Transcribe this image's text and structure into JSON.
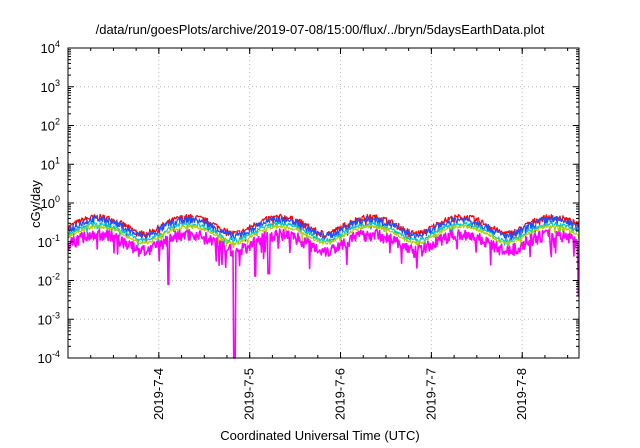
{
  "chart_data": {
    "type": "line",
    "title": "/data/run/goesPlots/archive/2019-07-08/15:00/flux/../bryn/5daysEarthData.plot",
    "xlabel": "Coordinated Universal Time (UTC)",
    "ylabel": "cGy/day",
    "yscale": "log",
    "ylim": [
      0.0001,
      10000
    ],
    "xlim": [
      "2019-07-03 00:00",
      "2019-07-08 15:00"
    ],
    "x_ticks": [
      "2019-7-4",
      "2019-7-5",
      "2019-7-6",
      "2019-7-7",
      "2019-7-8"
    ],
    "y_ticks": [
      {
        "base": "10",
        "exp": "-4"
      },
      {
        "base": "10",
        "exp": "-3"
      },
      {
        "base": "10",
        "exp": "-2"
      },
      {
        "base": "10",
        "exp": "-1"
      },
      {
        "base": "10",
        "exp": "0"
      },
      {
        "base": "10",
        "exp": "1"
      },
      {
        "base": "10",
        "exp": "2"
      },
      {
        "base": "10",
        "exp": "3"
      },
      {
        "base": "10",
        "exp": "4"
      }
    ],
    "grid": true,
    "series": [
      {
        "color": "#ff0000",
        "level": 0.3,
        "spread": 0.18
      },
      {
        "color": "#1e50ff",
        "level": 0.26,
        "spread": 0.22
      },
      {
        "color": "#00c8c8",
        "level": 0.2,
        "spread": 0.12
      },
      {
        "color": "#b0d000",
        "level": 0.17,
        "spread": 0.1
      },
      {
        "color": "#ff00ff",
        "level": 0.11,
        "spread": 0.35
      }
    ],
    "dips": [
      {
        "x": "2019-07-04 02:30",
        "y": 0.008
      },
      {
        "x": "2019-07-04 20:00",
        "y": 0.0001
      },
      {
        "x": "2019-07-05 01:30",
        "y": 0.013
      },
      {
        "x": "2019-07-05 05:00",
        "y": 0.015
      },
      {
        "x": "2019-07-08 15:00",
        "y": 0.004
      }
    ]
  }
}
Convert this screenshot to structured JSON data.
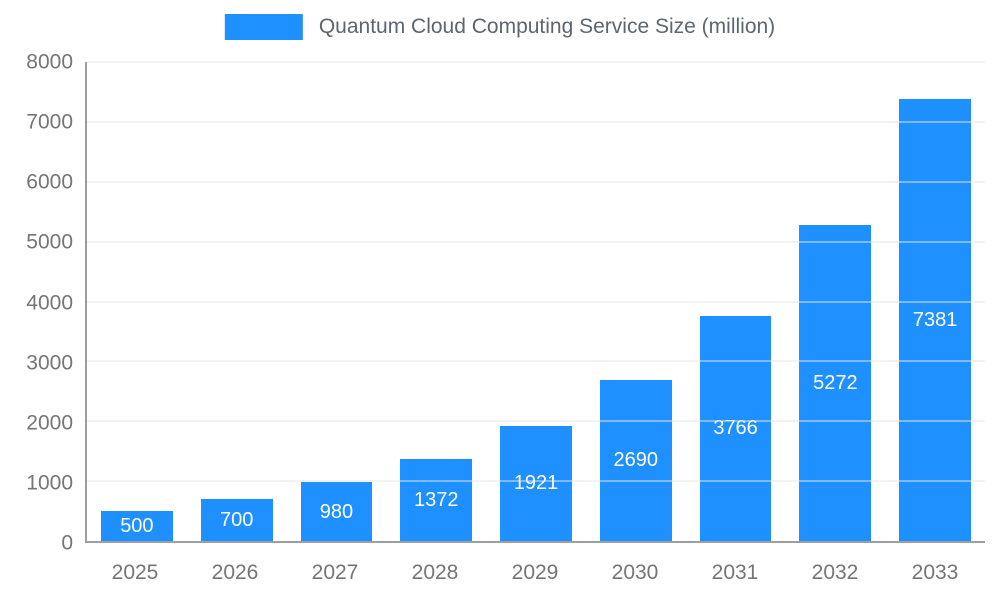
{
  "chart_data": {
    "type": "bar",
    "title": "Quantum Cloud Computing Service Size (million)",
    "categories": [
      "2025",
      "2026",
      "2027",
      "2028",
      "2029",
      "2030",
      "2031",
      "2032",
      "2033"
    ],
    "series": [
      {
        "name": "Quantum Cloud Computing Service Size (million)",
        "values": [
          500,
          700,
          980,
          1372,
          1921,
          2690,
          3766,
          5272,
          7381
        ]
      }
    ],
    "values": [
      500,
      700,
      980,
      1372,
      1921,
      2690,
      3766,
      5272,
      7381
    ],
    "data_labels": [
      "500",
      "700",
      "980",
      "1372",
      "1921",
      "2690",
      "3766",
      "5272",
      "7381"
    ],
    "xlabel": "",
    "ylabel": "",
    "ylim": [
      0,
      8000
    ],
    "yticks": [
      0,
      1000,
      2000,
      3000,
      4000,
      5000,
      6000,
      7000,
      8000
    ],
    "grid": true,
    "legend_position": "top-center",
    "colors": {
      "bar": "#1e90ff",
      "bar_value_label": "#ffffff",
      "axis_text": "#757575",
      "title_text": "#5c6670",
      "gridline": "#e4e4e4",
      "axis_line": "#9e9e9e",
      "background": "#ffffff"
    }
  }
}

**********

[SET EXERCISE] List the lines of the material in which the word "xlabel" occurs.

[WRITTEN RESPONSE]
    "xlabel": "Coordinated Universal Time (UTC)",
    "xlabel": "",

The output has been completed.